** start **

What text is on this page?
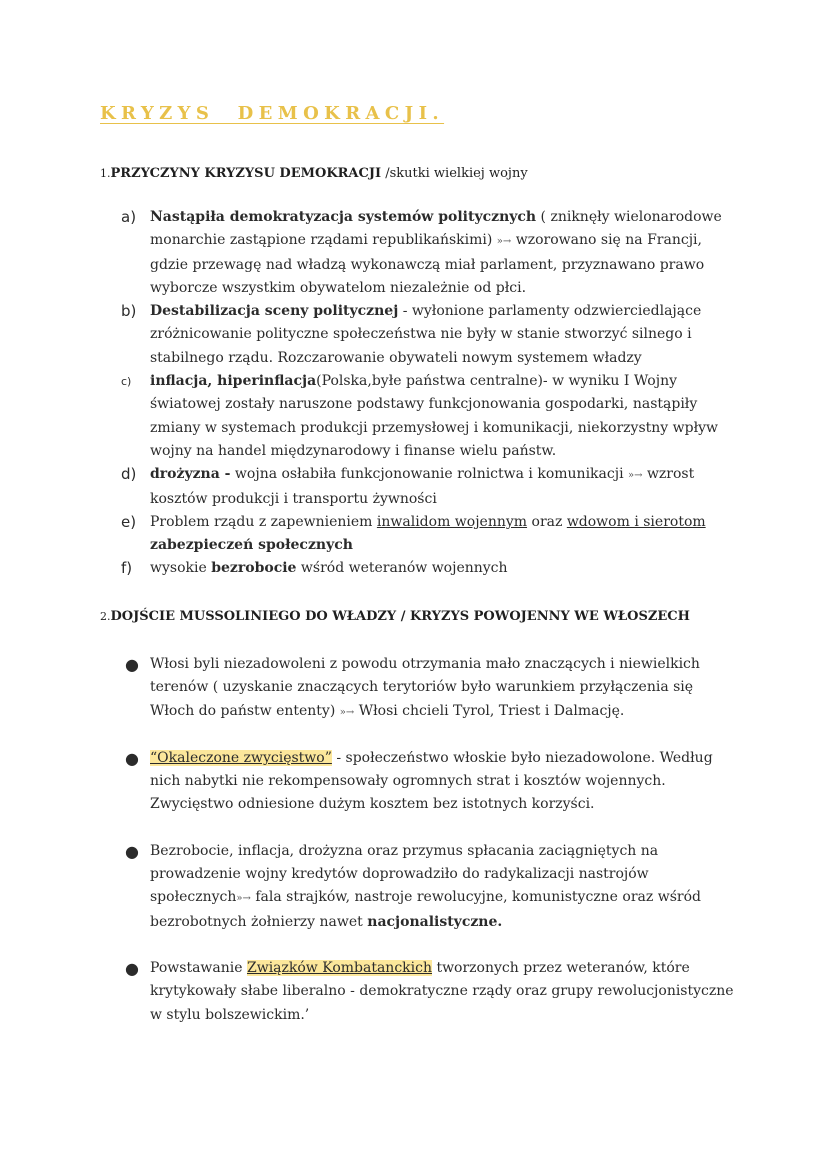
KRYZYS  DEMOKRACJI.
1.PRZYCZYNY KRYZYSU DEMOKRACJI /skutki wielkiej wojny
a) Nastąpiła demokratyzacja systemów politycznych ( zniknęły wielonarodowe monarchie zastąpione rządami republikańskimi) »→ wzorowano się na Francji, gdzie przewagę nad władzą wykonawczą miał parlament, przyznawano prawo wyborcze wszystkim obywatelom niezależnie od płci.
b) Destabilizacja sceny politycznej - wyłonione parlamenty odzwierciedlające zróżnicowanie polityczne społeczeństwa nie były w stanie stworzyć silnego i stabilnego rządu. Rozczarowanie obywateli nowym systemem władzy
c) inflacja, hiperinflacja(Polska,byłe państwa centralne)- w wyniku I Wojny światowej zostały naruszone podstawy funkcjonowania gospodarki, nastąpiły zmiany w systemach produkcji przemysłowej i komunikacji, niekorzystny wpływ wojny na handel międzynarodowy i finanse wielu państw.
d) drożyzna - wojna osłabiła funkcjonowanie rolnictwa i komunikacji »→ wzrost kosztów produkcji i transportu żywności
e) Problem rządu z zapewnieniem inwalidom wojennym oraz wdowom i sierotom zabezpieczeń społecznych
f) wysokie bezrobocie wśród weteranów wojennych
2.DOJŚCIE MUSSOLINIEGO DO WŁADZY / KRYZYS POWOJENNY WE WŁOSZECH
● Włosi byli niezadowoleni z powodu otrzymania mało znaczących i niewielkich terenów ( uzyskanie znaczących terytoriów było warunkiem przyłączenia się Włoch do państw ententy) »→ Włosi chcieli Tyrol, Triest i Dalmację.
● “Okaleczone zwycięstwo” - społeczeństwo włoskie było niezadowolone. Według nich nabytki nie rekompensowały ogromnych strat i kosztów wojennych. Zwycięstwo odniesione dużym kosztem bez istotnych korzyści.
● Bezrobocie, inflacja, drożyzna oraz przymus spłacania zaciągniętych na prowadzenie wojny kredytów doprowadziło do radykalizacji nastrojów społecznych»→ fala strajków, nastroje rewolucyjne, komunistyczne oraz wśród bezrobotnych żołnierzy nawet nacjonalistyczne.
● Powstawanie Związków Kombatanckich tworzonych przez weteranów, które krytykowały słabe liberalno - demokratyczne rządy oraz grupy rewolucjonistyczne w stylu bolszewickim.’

** end **
** start **

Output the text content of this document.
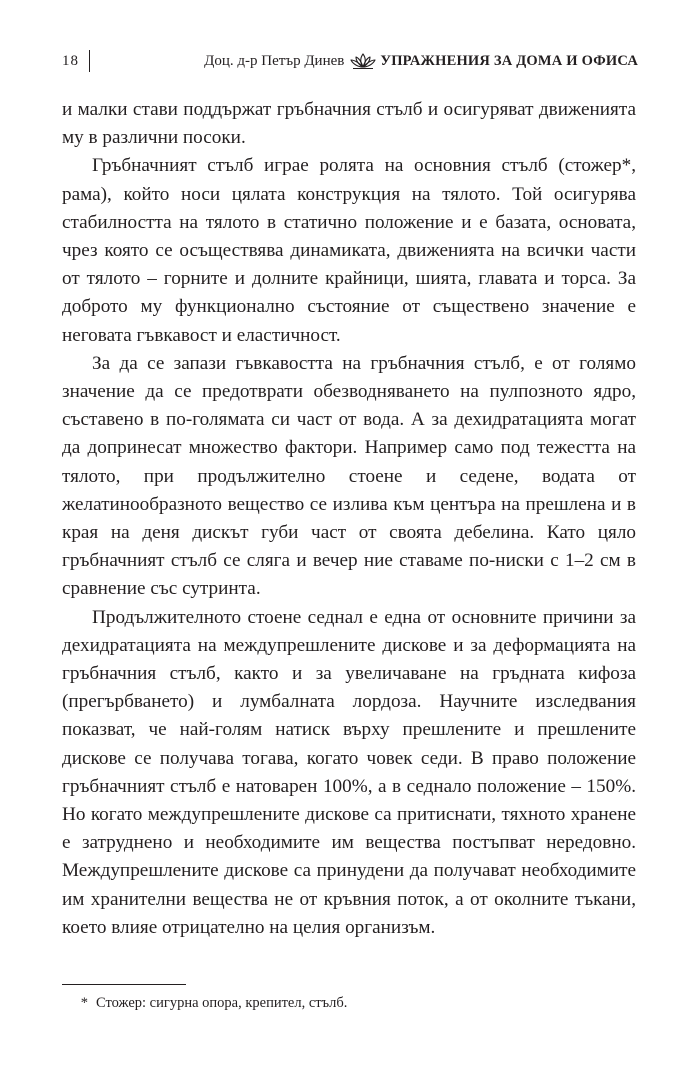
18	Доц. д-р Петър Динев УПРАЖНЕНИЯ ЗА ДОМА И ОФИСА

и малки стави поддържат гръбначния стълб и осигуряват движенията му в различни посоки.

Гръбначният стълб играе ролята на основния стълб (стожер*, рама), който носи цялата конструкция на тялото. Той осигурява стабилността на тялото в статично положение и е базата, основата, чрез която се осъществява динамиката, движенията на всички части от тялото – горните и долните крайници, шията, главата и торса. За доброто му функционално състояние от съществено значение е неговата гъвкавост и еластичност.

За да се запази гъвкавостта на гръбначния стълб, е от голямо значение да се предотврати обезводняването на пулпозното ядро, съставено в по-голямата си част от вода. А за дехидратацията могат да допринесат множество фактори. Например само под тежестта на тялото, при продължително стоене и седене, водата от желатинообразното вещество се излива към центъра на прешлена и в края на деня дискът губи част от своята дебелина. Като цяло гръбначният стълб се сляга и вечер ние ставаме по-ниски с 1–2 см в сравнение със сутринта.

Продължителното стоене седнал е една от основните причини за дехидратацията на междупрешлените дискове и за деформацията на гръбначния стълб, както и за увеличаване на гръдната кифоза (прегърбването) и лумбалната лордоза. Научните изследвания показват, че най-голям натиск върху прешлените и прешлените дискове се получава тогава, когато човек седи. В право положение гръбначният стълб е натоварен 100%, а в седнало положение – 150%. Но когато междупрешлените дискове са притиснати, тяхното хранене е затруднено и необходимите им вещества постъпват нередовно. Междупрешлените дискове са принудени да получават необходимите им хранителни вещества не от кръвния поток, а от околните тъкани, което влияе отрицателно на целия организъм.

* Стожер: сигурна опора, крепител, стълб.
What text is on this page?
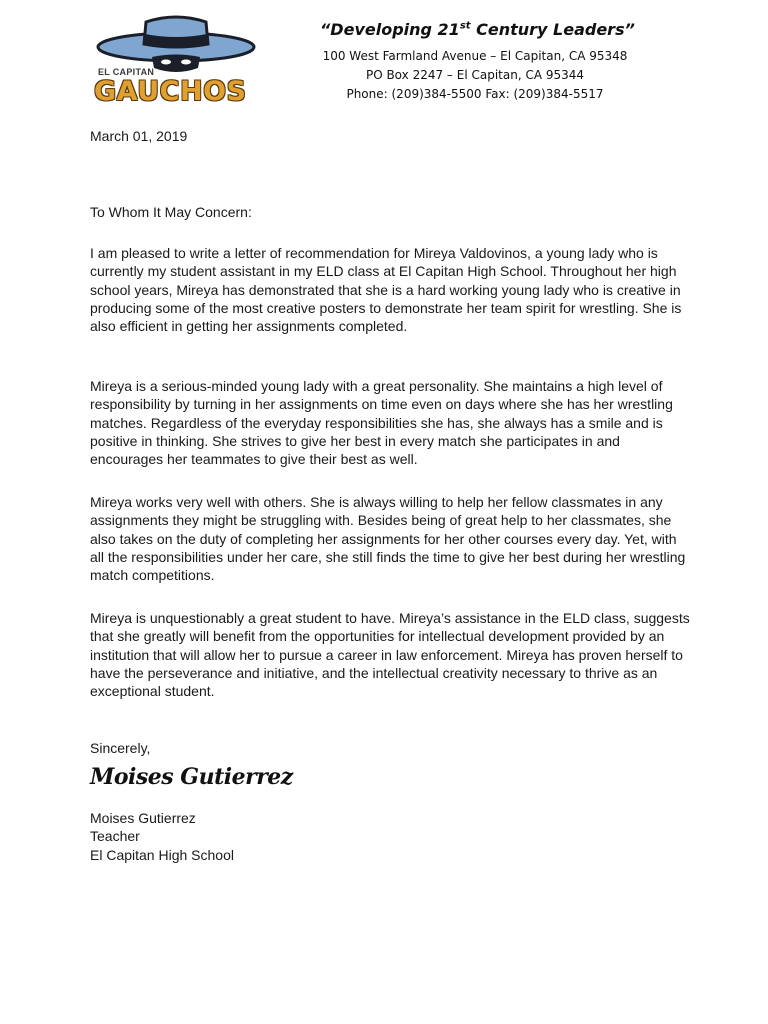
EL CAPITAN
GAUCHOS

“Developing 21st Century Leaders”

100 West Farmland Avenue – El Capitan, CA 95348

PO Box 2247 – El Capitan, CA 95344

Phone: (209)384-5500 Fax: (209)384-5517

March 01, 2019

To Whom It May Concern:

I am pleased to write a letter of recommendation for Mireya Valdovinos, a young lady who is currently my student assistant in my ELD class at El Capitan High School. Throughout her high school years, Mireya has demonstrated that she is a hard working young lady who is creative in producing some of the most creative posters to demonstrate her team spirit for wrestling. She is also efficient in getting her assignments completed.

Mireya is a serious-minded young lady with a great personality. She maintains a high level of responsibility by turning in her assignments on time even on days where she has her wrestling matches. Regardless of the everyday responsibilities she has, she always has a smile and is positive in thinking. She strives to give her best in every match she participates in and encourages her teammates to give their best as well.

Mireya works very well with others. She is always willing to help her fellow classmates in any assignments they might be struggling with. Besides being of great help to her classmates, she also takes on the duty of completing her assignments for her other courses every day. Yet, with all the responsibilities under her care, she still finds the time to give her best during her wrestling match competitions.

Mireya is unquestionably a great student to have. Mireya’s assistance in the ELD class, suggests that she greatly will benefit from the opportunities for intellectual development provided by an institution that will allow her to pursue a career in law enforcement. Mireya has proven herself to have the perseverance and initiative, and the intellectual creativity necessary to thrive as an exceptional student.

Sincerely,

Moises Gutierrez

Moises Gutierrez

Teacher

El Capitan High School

** end **

> _Set task_: Report only the number of lines that hold the string "DEMOKRACJI" in this listing.

> _Output of the exercise_: 2